**Data in this exercise:**
━━━
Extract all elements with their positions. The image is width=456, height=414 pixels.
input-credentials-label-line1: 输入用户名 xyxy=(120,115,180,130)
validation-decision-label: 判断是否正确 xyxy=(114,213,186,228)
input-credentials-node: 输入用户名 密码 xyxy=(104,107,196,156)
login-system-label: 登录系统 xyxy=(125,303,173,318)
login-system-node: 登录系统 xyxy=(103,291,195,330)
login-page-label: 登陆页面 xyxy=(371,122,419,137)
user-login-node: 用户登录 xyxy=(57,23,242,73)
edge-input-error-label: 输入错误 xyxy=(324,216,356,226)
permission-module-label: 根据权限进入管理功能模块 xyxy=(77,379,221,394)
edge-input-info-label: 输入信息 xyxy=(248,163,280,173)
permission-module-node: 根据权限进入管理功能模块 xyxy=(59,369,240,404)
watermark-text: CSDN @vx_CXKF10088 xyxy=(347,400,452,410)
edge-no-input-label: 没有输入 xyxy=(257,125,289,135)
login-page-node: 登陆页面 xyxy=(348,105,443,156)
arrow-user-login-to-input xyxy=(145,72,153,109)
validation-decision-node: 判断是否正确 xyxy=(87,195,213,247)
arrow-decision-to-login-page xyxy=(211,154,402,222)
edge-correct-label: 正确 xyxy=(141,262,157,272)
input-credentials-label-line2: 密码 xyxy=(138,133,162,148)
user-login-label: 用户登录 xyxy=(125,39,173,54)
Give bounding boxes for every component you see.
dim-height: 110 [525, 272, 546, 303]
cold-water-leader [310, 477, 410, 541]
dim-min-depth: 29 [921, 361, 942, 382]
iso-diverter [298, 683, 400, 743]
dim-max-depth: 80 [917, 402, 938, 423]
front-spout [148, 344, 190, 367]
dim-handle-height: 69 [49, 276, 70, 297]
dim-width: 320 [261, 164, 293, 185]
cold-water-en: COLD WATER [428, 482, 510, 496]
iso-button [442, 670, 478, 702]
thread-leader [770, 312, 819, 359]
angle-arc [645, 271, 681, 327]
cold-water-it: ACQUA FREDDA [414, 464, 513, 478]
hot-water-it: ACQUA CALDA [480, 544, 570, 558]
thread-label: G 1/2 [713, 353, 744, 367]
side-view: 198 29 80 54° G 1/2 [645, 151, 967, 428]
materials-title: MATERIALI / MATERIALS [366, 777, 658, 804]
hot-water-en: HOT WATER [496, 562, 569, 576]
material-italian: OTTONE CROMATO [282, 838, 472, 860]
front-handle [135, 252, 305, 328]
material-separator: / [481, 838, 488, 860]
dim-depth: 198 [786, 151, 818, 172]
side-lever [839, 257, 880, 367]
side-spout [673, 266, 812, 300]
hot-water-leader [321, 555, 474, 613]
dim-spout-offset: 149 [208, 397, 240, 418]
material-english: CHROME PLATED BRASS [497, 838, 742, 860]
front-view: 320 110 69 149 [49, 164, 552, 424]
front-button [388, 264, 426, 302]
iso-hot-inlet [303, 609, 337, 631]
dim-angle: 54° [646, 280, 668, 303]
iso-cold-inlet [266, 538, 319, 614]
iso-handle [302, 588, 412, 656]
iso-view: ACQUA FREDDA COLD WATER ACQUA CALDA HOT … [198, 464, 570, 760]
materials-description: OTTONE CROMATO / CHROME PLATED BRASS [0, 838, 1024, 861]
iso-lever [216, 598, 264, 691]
━━━
Reproduce every row above unchanged, line for line and in the same order.

**Exercise response:**
Extract all elements with their positions. The image is width=456, height=414 pixels.
input-credentials-label-line1: 输入用户名 xyxy=(120,115,180,130)
validation-decision-label: 判断是否正确 xyxy=(114,213,186,228)
input-credentials-node: 输入用户名 密码 xyxy=(104,107,196,156)
login-system-label: 登录系统 xyxy=(125,303,173,318)
login-system-node: 登录系统 xyxy=(103,291,195,330)
login-page-label: 登陆页面 xyxy=(371,122,419,137)
user-login-node: 用户登录 xyxy=(57,23,242,73)
edge-input-error-label: 输入错误 xyxy=(324,216,356,226)
permission-module-label: 根据权限进入管理功能模块 xyxy=(77,379,221,394)
edge-input-info-label: 输入信息 xyxy=(248,163,280,173)
permission-module-node: 根据权限进入管理功能模块 xyxy=(59,369,240,404)
watermark-text: CSDN @vx_CXKF10088 xyxy=(347,400,452,410)
edge-no-input-label: 没有输入 xyxy=(257,125,289,135)
login-page-node: 登陆页面 xyxy=(348,105,443,156)
arrow-user-login-to-input xyxy=(145,72,153,109)
validation-decision-node: 判断是否正确 xyxy=(87,195,213,247)
arrow-decision-to-login-page xyxy=(211,154,402,222)
edge-correct-label: 正确 xyxy=(141,262,157,272)
input-credentials-label-line2: 密码 xyxy=(138,133,162,148)
user-login-label: 用户登录 xyxy=(125,39,173,54)
Give bounding boxes for every component you see.
dim-height: 110 [525, 272, 546, 303]
cold-water-leader [310, 477, 410, 541]
dim-min-depth: 29 [921, 361, 942, 382]
iso-diverter [298, 683, 400, 743]
dim-max-depth: 80 [917, 402, 938, 423]
front-spout [148, 344, 190, 367]
dim-handle-height: 69 [49, 276, 70, 297]
dim-width: 320 [261, 164, 293, 185]
cold-water-en: COLD WATER [428, 482, 510, 496]
iso-button [442, 670, 478, 702]
thread-leader [770, 312, 819, 359]
angle-arc [645, 271, 681, 327]
cold-water-it: ACQUA FREDDA [414, 464, 513, 478]
hot-water-it: ACQUA CALDA [480, 544, 570, 558]
thread-label: G 1/2 [713, 353, 744, 367]
side-view: 198 29 80 54° G 1/2 [645, 151, 967, 428]
materials-title: MATERIALI / MATERIALS [366, 777, 658, 804]
hot-water-en: HOT WATER [496, 562, 569, 576]
material-italian: OTTONE CROMATO [282, 838, 472, 860]
front-handle [135, 252, 305, 328]
material-separator: / [481, 838, 488, 860]
dim-depth: 198 [786, 151, 818, 172]
side-lever [839, 257, 880, 367]
side-spout [673, 266, 812, 300]
hot-water-leader [321, 555, 474, 613]
dim-spout-offset: 149 [208, 397, 240, 418]
material-english: CHROME PLATED BRASS [497, 838, 742, 860]
front-view: 320 110 69 149 [49, 164, 552, 424]
front-button [388, 264, 426, 302]
iso-hot-inlet [303, 609, 337, 631]
dim-angle: 54° [646, 280, 668, 303]
iso-cold-inlet [266, 538, 319, 614]
iso-handle [302, 588, 412, 656]
iso-view: ACQUA FREDDA COLD WATER ACQUA CALDA HOT … [198, 464, 570, 760]
materials-description: OTTONE CROMATO / CHROME PLATED BRASS [0, 838, 1024, 861]
iso-lever [216, 598, 264, 691]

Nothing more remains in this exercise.